A Concert: Behind Prison Walls is the fifty-fourth overall album and a live album recorded by Johnny Cash at the Tennessee State Prison in 1974. The album features a total of seven performances by Cash with his backing band the Tennessee Three. It also features a total of nine performances by Linda Ronstadt, Roy Clark, and Foster Brooks.

The album is the soundtrack to a television special featuring the concert (Bill Turner, the same narrator from the broadcast, can be heard introducing acts on the album). It was not intended for release as a soundtrack album, but did eventually see release as such in 2003. It was released only 11 days after Cash's death and as such stands as his first posthumous release of previously unreleased performances, though it was not planned as such. A DVD of the broadcast was also released.

A Concert: Behind Prison Walls stands as the fourth and final album of Cash's conceptual series of live albums recorded before an audience of prison inmates. The other three are, chronologically, At Folsom Prison (1968), At San Quentin (1969) and På Österåker (1973).

Excerpts from a layout annotation set
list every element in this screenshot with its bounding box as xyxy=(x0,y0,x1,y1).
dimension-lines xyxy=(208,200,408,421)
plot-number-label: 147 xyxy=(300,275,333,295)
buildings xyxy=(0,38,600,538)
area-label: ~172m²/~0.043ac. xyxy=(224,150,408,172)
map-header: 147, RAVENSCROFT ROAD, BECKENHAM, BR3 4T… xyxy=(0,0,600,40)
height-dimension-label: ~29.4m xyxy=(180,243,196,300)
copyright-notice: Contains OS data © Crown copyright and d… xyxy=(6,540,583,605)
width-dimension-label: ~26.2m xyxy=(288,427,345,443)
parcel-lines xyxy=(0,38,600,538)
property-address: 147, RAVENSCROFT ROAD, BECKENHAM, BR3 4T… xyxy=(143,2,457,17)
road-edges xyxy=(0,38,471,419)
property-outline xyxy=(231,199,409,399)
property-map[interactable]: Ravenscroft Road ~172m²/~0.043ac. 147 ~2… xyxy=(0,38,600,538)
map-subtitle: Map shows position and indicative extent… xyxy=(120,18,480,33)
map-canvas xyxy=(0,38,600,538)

* * *

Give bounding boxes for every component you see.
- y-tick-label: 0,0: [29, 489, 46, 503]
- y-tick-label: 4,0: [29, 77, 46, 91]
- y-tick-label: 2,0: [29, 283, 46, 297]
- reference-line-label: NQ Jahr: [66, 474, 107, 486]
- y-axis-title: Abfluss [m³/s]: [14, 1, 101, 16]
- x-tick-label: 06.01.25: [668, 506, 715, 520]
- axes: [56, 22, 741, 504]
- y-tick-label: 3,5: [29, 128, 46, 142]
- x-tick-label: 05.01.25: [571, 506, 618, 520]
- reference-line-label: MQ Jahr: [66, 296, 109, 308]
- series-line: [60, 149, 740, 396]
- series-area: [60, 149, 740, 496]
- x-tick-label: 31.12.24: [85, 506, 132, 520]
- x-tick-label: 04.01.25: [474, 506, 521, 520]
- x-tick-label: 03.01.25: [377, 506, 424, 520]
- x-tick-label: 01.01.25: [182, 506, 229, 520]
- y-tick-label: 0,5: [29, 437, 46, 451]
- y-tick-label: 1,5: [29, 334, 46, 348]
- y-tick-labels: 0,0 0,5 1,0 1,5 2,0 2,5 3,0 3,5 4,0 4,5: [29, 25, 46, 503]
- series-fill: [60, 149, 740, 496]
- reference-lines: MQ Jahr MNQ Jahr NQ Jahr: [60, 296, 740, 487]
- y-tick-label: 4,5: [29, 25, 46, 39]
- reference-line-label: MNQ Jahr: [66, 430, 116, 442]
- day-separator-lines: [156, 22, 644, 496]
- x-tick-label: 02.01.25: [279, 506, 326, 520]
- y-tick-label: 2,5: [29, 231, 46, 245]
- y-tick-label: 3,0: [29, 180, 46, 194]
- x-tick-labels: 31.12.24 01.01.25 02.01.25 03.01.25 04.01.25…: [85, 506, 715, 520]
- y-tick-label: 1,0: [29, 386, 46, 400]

> [EXERCISE SET]:
**1)** Using the text about the album A Concert: Behind Prison Walls, answer these:
(a) Where and in what year was the album recorded?
(b) In what year did it finally come out as a soundtrack album?
(c) Which album in Cash's prison series dates from 1969?
**2)** Output the part of the album text from "A Concert: Behind Prison Walls is" to "and Foster Brooks.".
The entries are separate material and have no connection to the album text.

> [ANSWERS TO THE EXERCISES]:
**1)**
(a) At the Tennessee State Prison, in 1974.
(b) 2003.
(c) At San Quentin.

**2)**
A Concert: Behind Prison Walls is the fifty-fourth overall album and a live album recorded by Johnny Cash at the Tennessee State Prison in 1974. The album features a total of seven performances by Cash with his backing band the Tennessee Three. It also features a total of nine performances by Linda Ronstadt, Roy Clark, and Foster Brooks.